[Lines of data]
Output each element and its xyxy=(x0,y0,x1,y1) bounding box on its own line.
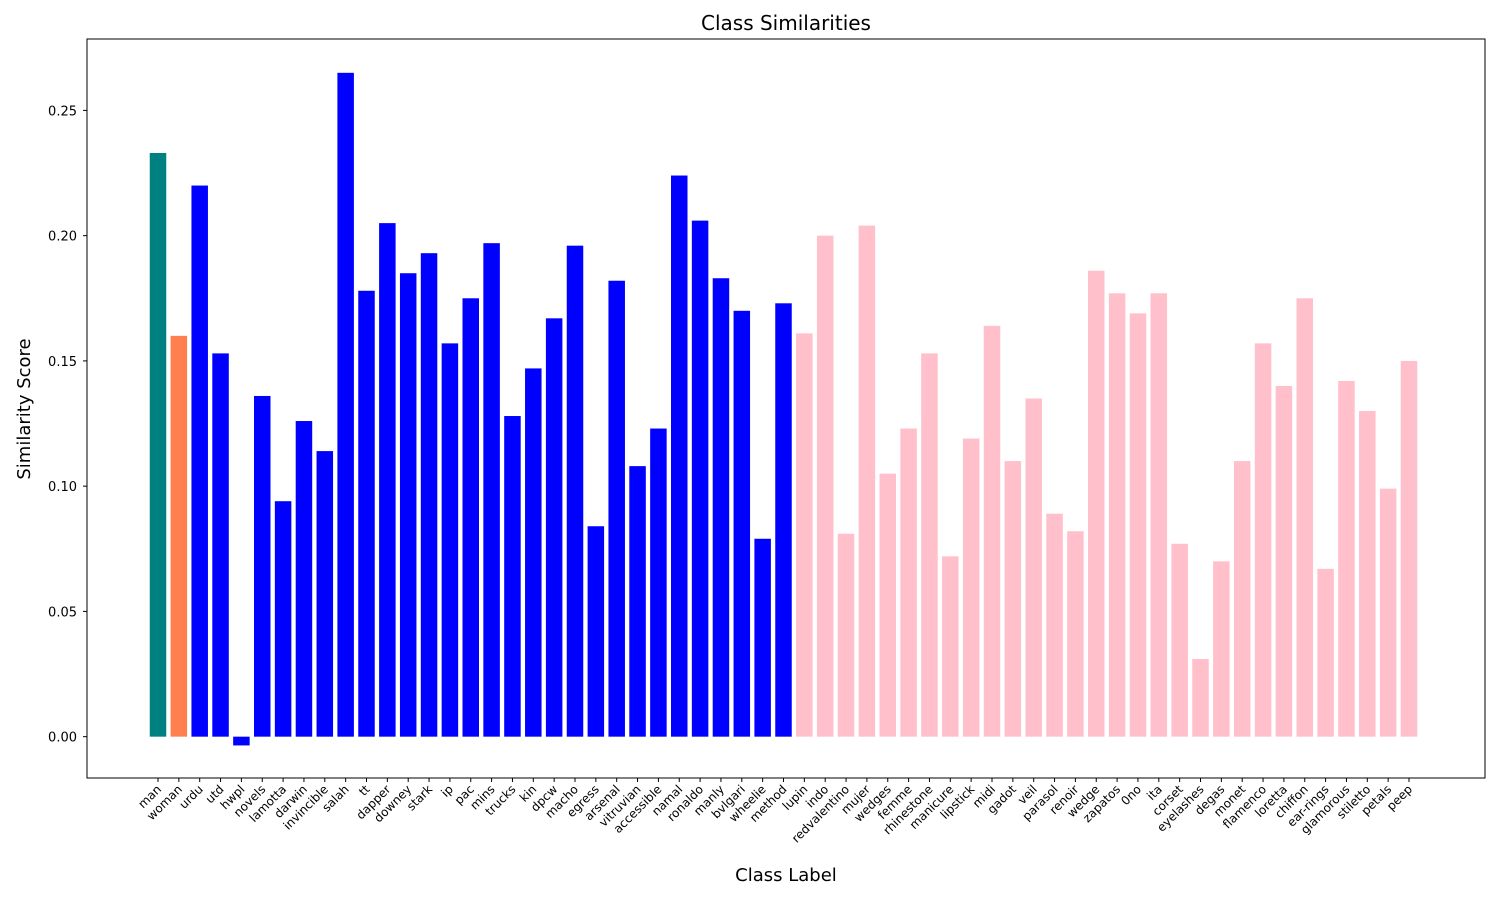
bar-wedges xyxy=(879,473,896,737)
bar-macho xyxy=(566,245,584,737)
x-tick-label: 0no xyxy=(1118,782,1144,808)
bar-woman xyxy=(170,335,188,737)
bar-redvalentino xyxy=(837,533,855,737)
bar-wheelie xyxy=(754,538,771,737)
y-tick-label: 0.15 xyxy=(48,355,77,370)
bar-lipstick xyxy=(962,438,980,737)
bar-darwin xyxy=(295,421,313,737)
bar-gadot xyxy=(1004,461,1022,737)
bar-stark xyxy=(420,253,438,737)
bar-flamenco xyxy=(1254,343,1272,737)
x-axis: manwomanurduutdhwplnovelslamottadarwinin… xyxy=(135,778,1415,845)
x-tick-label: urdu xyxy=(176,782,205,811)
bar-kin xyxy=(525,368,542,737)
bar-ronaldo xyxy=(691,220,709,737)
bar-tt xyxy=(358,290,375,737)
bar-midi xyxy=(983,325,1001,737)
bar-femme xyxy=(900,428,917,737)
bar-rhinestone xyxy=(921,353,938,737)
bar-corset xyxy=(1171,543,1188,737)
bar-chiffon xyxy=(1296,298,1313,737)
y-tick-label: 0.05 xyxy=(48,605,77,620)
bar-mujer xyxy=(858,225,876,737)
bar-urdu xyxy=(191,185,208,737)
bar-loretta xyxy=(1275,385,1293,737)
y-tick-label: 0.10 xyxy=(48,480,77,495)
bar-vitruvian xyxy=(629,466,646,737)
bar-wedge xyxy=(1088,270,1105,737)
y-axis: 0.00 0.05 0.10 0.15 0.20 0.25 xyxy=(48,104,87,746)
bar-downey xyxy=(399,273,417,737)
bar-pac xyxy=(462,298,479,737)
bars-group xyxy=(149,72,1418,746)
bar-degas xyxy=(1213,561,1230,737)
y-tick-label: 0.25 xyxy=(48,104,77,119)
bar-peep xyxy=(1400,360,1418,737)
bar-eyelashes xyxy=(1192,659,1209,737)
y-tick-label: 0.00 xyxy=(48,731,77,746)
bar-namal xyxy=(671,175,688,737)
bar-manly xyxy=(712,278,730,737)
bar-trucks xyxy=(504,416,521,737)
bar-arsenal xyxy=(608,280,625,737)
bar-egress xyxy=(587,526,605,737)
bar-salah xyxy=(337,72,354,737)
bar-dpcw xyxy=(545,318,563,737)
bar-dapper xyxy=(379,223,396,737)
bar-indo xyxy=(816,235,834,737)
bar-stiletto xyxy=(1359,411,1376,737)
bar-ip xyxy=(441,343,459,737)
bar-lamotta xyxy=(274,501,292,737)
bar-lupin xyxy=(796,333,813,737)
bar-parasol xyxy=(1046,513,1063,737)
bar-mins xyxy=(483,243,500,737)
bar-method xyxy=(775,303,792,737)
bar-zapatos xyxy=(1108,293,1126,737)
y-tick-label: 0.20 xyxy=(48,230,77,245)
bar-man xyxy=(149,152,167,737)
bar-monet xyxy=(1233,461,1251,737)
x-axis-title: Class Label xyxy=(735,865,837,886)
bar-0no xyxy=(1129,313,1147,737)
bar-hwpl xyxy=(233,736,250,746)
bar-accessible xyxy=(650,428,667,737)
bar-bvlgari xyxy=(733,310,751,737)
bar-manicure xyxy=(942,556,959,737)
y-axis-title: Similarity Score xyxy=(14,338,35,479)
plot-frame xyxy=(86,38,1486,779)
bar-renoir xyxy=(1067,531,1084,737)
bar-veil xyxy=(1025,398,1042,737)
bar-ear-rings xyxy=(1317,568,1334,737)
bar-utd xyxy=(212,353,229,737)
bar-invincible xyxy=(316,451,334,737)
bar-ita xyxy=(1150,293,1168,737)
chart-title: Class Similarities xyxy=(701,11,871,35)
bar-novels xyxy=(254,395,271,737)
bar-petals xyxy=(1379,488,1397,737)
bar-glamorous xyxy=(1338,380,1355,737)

#### Exercise directions:
Render the part of the data that opens with the line containing "bar-wedges xyxy=(879,473,896,737)" and closes with the line containing "bar-lipstick xyxy=(962,438,980,737)" as a numbered list. Include both of those lines and omit any blank lines.

#### Response for this exercise:
1. bar-wedges xyxy=(879,473,896,737)
2. bar-macho xyxy=(566,245,584,737)
3. x-tick-label: 0no xyxy=(1118,782,1144,808)
4. bar-woman xyxy=(170,335,188,737)
5. bar-redvalentino xyxy=(837,533,855,737)
6. bar-wheelie xyxy=(754,538,771,737)
7. y-tick-label: 0.15 xyxy=(48,355,77,370)
8. bar-lipstick xyxy=(962,438,980,737)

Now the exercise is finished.